◆ EXERCISE INSTRUCTIONS
Every line of the material is to be quoted verbatim, minus the pictures.

◆ DATASET RECORDS
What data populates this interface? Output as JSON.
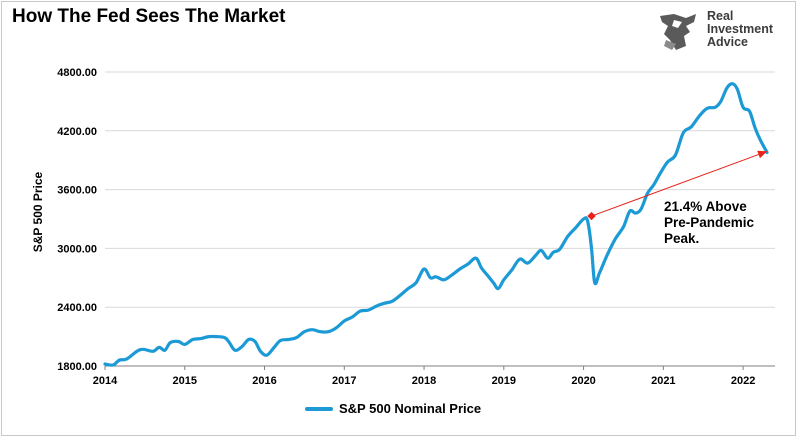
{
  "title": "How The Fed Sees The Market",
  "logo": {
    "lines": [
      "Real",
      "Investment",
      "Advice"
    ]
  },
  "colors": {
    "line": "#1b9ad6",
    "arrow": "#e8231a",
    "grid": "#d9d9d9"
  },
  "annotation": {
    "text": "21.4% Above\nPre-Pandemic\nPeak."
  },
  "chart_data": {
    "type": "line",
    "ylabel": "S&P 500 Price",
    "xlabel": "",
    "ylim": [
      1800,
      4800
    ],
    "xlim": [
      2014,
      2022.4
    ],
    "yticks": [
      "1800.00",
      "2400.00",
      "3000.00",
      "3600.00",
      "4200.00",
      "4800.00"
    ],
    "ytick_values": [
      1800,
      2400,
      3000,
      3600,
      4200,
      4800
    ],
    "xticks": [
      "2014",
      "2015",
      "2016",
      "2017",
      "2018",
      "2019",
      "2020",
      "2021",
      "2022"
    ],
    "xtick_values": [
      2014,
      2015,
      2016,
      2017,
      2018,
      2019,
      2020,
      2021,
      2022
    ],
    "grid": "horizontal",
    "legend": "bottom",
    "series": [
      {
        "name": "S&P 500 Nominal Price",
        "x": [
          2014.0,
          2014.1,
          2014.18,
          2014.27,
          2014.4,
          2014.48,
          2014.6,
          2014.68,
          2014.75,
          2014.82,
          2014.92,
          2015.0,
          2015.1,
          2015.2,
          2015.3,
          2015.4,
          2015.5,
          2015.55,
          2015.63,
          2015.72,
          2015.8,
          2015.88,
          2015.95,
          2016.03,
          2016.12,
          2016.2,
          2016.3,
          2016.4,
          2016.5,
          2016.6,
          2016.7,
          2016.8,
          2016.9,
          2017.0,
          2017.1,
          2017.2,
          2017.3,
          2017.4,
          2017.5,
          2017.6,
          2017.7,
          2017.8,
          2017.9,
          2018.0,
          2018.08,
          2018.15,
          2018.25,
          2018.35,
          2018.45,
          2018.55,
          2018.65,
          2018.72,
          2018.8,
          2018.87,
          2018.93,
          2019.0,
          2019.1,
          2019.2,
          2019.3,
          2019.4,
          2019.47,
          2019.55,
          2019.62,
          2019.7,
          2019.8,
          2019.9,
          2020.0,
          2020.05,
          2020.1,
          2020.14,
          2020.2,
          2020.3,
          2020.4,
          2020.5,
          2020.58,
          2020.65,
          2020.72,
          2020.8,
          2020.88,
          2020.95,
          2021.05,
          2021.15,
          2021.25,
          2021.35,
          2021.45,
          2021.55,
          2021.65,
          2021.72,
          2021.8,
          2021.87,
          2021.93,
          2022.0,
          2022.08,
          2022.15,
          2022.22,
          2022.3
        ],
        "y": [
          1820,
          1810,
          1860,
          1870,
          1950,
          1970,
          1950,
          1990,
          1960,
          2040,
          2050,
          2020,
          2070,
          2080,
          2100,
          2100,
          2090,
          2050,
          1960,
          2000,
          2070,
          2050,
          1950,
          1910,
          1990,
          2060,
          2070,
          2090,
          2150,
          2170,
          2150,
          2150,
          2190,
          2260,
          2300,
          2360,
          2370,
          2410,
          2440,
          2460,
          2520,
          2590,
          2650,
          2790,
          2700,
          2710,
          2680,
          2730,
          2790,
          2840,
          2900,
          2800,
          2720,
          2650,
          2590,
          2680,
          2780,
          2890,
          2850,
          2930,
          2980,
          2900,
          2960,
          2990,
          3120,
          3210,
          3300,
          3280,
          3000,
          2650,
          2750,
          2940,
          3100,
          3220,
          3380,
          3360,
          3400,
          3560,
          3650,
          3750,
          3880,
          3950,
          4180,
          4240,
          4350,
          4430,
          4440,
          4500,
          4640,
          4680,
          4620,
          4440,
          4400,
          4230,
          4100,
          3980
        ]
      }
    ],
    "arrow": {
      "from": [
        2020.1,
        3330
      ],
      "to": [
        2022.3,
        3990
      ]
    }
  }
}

◆ WORKED ANSWER
What data populates this interface? Output as JSON.
{
  "title": "How The Fed Sees The Market",
  "logo": {
    "lines": [
      "Real",
      "Investment",
      "Advice"
    ]
  },
  "colors": {
    "line": "#1b9ad6",
    "arrow": "#e8231a",
    "grid": "#d9d9d9"
  },
  "annotation": {
    "text": "21.4% Above\nPre-Pandemic\nPeak."
  },
  "chart_data": {
    "type": "line",
    "ylabel": "S&P 500 Price",
    "xlabel": "",
    "ylim": [
      1800,
      4800
    ],
    "xlim": [
      2014,
      2022.4
    ],
    "yticks": [
      "1800.00",
      "2400.00",
      "3000.00",
      "3600.00",
      "4200.00",
      "4800.00"
    ],
    "ytick_values": [
      1800,
      2400,
      3000,
      3600,
      4200,
      4800
    ],
    "xticks": [
      "2014",
      "2015",
      "2016",
      "2017",
      "2018",
      "2019",
      "2020",
      "2021",
      "2022"
    ],
    "xtick_values": [
      2014,
      2015,
      2016,
      2017,
      2018,
      2019,
      2020,
      2021,
      2022
    ],
    "grid": "horizontal",
    "legend": "bottom",
    "series": [
      {
        "name": "S&P 500 Nominal Price",
        "x": [
          2014.0,
          2014.1,
          2014.18,
          2014.27,
          2014.4,
          2014.48,
          2014.6,
          2014.68,
          2014.75,
          2014.82,
          2014.92,
          2015.0,
          2015.1,
          2015.2,
          2015.3,
          2015.4,
          2015.5,
          2015.55,
          2015.63,
          2015.72,
          2015.8,
          2015.88,
          2015.95,
          2016.03,
          2016.12,
          2016.2,
          2016.3,
          2016.4,
          2016.5,
          2016.6,
          2016.7,
          2016.8,
          2016.9,
          2017.0,
          2017.1,
          2017.2,
          2017.3,
          2017.4,
          2017.5,
          2017.6,
          2017.7,
          2017.8,
          2017.9,
          2018.0,
          2018.08,
          2018.15,
          2018.25,
          2018.35,
          2018.45,
          2018.55,
          2018.65,
          2018.72,
          2018.8,
          2018.87,
          2018.93,
          2019.0,
          2019.1,
          2019.2,
          2019.3,
          2019.4,
          2019.47,
          2019.55,
          2019.62,
          2019.7,
          2019.8,
          2019.9,
          2020.0,
          2020.05,
          2020.1,
          2020.14,
          2020.2,
          2020.3,
          2020.4,
          2020.5,
          2020.58,
          2020.65,
          2020.72,
          2020.8,
          2020.88,
          2020.95,
          2021.05,
          2021.15,
          2021.25,
          2021.35,
          2021.45,
          2021.55,
          2021.65,
          2021.72,
          2021.8,
          2021.87,
          2021.93,
          2022.0,
          2022.08,
          2022.15,
          2022.22,
          2022.3
        ],
        "y": [
          1820,
          1810,
          1860,
          1870,
          1950,
          1970,
          1950,
          1990,
          1960,
          2040,
          2050,
          2020,
          2070,
          2080,
          2100,
          2100,
          2090,
          2050,
          1960,
          2000,
          2070,
          2050,
          1950,
          1910,
          1990,
          2060,
          2070,
          2090,
          2150,
          2170,
          2150,
          2150,
          2190,
          2260,
          2300,
          2360,
          2370,
          2410,
          2440,
          2460,
          2520,
          2590,
          2650,
          2790,
          2700,
          2710,
          2680,
          2730,
          2790,
          2840,
          2900,
          2800,
          2720,
          2650,
          2590,
          2680,
          2780,
          2890,
          2850,
          2930,
          2980,
          2900,
          2960,
          2990,
          3120,
          3210,
          3300,
          3280,
          3000,
          2650,
          2750,
          2940,
          3100,
          3220,
          3380,
          3360,
          3400,
          3560,
          3650,
          3750,
          3880,
          3950,
          4180,
          4240,
          4350,
          4430,
          4440,
          4500,
          4640,
          4680,
          4620,
          4440,
          4400,
          4230,
          4100,
          3980
        ]
      }
    ],
    "arrow": {
      "from": [
        2020.1,
        3330
      ],
      "to": [
        2022.3,
        3990
      ]
    }
  }
}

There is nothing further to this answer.